## PROBLEM STATEMENT
Copy the rows below exactly, line for line, with nothing changed.

## DATA SUPPLIED

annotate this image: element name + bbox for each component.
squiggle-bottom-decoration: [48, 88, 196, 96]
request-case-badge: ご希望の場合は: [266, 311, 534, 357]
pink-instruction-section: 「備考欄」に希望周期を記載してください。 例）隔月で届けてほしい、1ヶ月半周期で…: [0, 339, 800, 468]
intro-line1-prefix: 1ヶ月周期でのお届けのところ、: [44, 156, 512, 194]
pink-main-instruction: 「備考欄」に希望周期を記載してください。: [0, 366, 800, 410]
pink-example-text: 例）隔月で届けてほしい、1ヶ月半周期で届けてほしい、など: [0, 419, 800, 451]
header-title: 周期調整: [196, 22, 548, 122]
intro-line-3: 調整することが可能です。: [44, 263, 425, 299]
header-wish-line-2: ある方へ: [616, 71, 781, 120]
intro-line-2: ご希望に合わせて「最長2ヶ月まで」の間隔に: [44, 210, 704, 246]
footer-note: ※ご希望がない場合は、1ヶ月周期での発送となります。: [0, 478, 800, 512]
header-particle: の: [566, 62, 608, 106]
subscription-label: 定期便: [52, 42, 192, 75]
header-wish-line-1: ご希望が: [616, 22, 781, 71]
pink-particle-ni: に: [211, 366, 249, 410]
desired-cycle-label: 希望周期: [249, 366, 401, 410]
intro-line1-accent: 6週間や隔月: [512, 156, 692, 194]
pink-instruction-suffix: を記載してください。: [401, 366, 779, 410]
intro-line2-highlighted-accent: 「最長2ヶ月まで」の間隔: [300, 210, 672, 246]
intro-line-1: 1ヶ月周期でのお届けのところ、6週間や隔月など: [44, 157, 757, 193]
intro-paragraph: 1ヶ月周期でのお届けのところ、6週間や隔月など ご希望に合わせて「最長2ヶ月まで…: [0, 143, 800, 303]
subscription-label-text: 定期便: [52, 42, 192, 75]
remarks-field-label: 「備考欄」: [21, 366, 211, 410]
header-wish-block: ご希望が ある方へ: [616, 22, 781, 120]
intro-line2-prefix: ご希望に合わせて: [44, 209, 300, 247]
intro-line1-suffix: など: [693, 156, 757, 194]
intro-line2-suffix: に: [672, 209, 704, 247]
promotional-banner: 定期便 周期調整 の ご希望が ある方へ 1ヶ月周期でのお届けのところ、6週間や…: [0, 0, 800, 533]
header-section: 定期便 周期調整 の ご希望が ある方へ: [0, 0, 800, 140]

## ANSWER IN FULL
annotate this image: element name + bbox for each component.
squiggle-bottom-decoration: [48, 88, 196, 96]
request-case-badge: ご希望の場合は: [266, 311, 534, 357]
pink-instruction-section: 「備考欄」に希望周期を記載してください。 例）隔月で届けてほしい、1ヶ月半周期で…: [0, 339, 800, 468]
intro-line1-prefix: 1ヶ月周期でのお届けのところ、: [44, 156, 512, 194]
pink-main-instruction: 「備考欄」に希望周期を記載してください。: [0, 366, 800, 410]
pink-example-text: 例）隔月で届けてほしい、1ヶ月半周期で届けてほしい、など: [0, 419, 800, 451]
header-title: 周期調整: [196, 22, 548, 122]
intro-line-3: 調整することが可能です。: [44, 263, 425, 299]
header-wish-line-2: ある方へ: [616, 71, 781, 120]
intro-line-2: ご希望に合わせて「最長2ヶ月まで」の間隔に: [44, 210, 704, 246]
footer-note: ※ご希望がない場合は、1ヶ月周期での発送となります。: [0, 478, 800, 512]
header-particle: の: [566, 62, 608, 106]
subscription-label: 定期便: [52, 42, 192, 75]
header-wish-line-1: ご希望が: [616, 22, 781, 71]
pink-particle-ni: に: [211, 366, 249, 410]
desired-cycle-label: 希望周期: [249, 366, 401, 410]
intro-line1-accent: 6週間や隔月: [512, 156, 692, 194]
pink-instruction-suffix: を記載してください。: [401, 366, 779, 410]
intro-line2-highlighted-accent: 「最長2ヶ月まで」の間隔: [300, 210, 672, 246]
intro-line-1: 1ヶ月周期でのお届けのところ、6週間や隔月など: [44, 157, 757, 193]
intro-paragraph: 1ヶ月周期でのお届けのところ、6週間や隔月など ご希望に合わせて「最長2ヶ月まで…: [0, 143, 800, 303]
subscription-label-text: 定期便: [52, 42, 192, 75]
remarks-field-label: 「備考欄」: [21, 366, 211, 410]
header-wish-block: ご希望が ある方へ: [616, 22, 781, 120]
intro-line2-prefix: ご希望に合わせて: [44, 209, 300, 247]
intro-line1-suffix: など: [693, 156, 757, 194]
intro-line2-suffix: に: [672, 209, 704, 247]
promotional-banner: 定期便 周期調整 の ご希望が ある方へ 1ヶ月周期でのお届けのところ、6週間や…: [0, 0, 800, 533]
header-section: 定期便 周期調整 の ご希望が ある方へ: [0, 0, 800, 140]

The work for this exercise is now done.